TEXTE FOURNI »
▼
Je nous sers généreusement, on discute, je lui dis « trinquons et je tenais à te remercier pour le dépannage, franchement tu m’as ôté une belle épine du pied»

« Cling »

« Slurp »

Et là, comment expliquer ce qui, en une fraction de seconde, a pu se passer (il faut le talent de John Woo pour pouvoir capter toute l’intensité de cette scène tout en gardant la chronologie et la cohérence de l’histoire sans perdre le spectateur dans une accumulation d’images inutiles)

Alors je vous propose un ralenti :

Nous trinquons…

Nous portons nos verres à nos lèvres…

Je pense à la dernière histoire qu’Etienne vient de raconter…

Je souris intérieurement…

Simultanément, mon coude poursuit son chemin pour porter le verre plein à mes lèvres…

Le verre touche mes lèvres…

Le liquide (non décemment on ne peut pas appeler ça du vin) touche mes lèvres…

Il emplit ma bouche et commence immédiatement son œuvre de décapage intense tellement il est acide…

Mon cerveau, qui n’a pas encore pris acte de l’agression, donne ordre à ma bouche de rire intérieurement à la bonne blague…

Instantanément, dès que le signal de l’acidité lui arrive, il contredit son ordre précédent…

Et ordre et contrordre, qu’est ce qui se passe… ?
▲
CONSIGNE »
Transcrivez fidèlement le passage du texte fourni allant de « Il emplit ma » à « qui se passe… ? ».

DONNÉES FOURNIES »
▼
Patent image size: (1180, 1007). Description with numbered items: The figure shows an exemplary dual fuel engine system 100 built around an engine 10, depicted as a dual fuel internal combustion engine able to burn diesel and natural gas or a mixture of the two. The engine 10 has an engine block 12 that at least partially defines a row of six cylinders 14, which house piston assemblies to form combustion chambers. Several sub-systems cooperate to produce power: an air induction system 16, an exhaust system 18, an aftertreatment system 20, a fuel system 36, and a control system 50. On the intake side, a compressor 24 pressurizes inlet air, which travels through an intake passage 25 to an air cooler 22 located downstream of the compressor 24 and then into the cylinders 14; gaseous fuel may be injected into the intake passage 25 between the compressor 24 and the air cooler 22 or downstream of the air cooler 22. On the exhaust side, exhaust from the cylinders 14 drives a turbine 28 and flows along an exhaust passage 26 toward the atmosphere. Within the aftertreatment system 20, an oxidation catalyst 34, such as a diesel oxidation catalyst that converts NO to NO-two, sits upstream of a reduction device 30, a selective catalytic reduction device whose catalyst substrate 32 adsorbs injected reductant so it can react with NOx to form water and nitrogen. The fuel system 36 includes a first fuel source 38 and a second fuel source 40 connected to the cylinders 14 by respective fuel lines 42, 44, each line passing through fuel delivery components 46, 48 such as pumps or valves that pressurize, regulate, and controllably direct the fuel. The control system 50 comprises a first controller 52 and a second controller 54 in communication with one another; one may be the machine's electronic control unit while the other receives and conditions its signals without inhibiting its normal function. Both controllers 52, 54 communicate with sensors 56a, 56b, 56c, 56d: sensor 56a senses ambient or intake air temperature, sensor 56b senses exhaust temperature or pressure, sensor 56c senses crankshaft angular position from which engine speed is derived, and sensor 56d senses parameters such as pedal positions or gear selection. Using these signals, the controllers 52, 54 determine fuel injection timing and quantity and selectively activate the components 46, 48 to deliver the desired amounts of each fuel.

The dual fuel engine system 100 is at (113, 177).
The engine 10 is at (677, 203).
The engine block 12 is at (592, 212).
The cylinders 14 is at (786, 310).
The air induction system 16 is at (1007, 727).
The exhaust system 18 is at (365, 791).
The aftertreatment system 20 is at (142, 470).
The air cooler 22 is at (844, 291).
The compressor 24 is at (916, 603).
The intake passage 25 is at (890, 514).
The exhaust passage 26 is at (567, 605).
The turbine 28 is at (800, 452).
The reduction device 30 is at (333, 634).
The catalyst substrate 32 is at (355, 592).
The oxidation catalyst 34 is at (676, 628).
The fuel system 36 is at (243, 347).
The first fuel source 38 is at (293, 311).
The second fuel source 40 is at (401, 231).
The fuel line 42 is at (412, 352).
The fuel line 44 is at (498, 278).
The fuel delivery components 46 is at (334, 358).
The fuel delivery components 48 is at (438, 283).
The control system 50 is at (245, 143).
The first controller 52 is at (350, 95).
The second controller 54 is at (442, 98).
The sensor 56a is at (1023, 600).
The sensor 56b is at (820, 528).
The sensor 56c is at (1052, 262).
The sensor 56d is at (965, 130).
▲
CORRIGÉ »
Il emplit ma bouche et commence immédiatement son œuvre de décapage intense tellement il est acide…

Mon cerveau, qui n’a pas encore pris acte de l’agression, donne ordre à ma bouche de rire intérieurement à la bonne blague…

Instantanément, dès que le signal de l’acidité lui arrive, il contredit son ordre précédent…

Et ordre et contrordre, qu’est ce qui se passe… ?